Problem statement: Using the material below, copy every line where "name" appears.

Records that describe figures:
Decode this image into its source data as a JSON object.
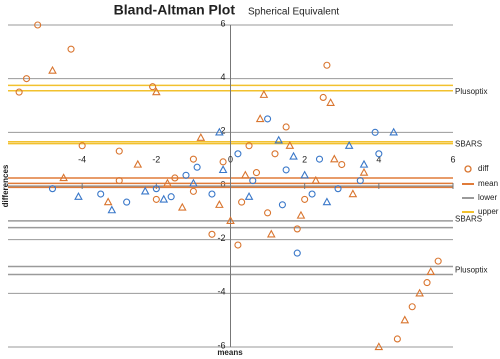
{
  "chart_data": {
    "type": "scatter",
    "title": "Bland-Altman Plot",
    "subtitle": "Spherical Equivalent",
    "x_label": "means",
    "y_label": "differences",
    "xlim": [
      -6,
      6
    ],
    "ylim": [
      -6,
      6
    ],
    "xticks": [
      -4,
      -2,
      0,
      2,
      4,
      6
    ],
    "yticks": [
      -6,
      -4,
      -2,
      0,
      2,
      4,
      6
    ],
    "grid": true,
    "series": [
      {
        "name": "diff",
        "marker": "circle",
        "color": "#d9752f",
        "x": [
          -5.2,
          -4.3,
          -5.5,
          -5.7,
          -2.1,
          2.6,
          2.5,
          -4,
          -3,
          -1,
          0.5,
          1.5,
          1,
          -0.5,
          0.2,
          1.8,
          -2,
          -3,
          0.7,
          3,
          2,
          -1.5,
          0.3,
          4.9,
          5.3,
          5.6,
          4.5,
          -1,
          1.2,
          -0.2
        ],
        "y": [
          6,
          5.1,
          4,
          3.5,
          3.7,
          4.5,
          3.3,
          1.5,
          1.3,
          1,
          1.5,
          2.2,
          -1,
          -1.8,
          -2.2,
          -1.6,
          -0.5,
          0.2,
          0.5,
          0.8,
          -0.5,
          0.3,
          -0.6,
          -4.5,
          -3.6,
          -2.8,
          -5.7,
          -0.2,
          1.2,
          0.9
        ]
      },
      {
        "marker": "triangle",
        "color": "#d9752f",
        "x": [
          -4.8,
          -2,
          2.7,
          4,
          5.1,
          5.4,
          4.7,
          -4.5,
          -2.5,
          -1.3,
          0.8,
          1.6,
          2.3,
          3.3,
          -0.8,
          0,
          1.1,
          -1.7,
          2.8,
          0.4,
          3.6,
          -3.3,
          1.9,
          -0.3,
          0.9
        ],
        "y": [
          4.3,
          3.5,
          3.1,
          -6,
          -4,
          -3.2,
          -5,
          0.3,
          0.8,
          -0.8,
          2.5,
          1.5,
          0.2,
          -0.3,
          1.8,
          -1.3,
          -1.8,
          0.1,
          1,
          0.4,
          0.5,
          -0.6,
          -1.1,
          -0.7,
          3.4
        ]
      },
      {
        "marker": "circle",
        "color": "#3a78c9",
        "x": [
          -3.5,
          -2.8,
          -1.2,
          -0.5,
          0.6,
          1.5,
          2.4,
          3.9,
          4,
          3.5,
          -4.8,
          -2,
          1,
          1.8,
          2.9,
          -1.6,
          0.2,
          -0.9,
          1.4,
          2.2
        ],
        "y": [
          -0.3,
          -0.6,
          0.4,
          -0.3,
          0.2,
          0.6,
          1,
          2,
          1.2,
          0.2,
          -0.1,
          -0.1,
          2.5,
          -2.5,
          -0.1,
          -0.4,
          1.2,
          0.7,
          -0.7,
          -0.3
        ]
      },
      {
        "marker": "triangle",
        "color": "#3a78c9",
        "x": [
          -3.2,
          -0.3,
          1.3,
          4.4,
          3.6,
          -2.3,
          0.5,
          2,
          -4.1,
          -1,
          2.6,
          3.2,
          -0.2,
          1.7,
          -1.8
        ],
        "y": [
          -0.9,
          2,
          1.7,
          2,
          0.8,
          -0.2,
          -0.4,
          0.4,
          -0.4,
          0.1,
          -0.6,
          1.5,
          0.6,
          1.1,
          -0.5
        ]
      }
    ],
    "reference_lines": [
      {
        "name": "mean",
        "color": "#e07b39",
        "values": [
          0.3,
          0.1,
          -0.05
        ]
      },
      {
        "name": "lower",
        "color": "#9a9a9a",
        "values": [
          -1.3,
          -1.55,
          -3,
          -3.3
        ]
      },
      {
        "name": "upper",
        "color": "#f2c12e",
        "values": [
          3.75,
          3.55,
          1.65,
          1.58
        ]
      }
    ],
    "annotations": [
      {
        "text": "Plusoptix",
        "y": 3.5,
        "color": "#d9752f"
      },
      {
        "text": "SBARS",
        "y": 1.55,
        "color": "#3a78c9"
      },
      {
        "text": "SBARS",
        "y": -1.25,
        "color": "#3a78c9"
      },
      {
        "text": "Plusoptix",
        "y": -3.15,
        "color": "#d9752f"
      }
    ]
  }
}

Exercise output:
        "name": "diff",
        "name": "mean",
        "name": "lower",
        "name": "upper",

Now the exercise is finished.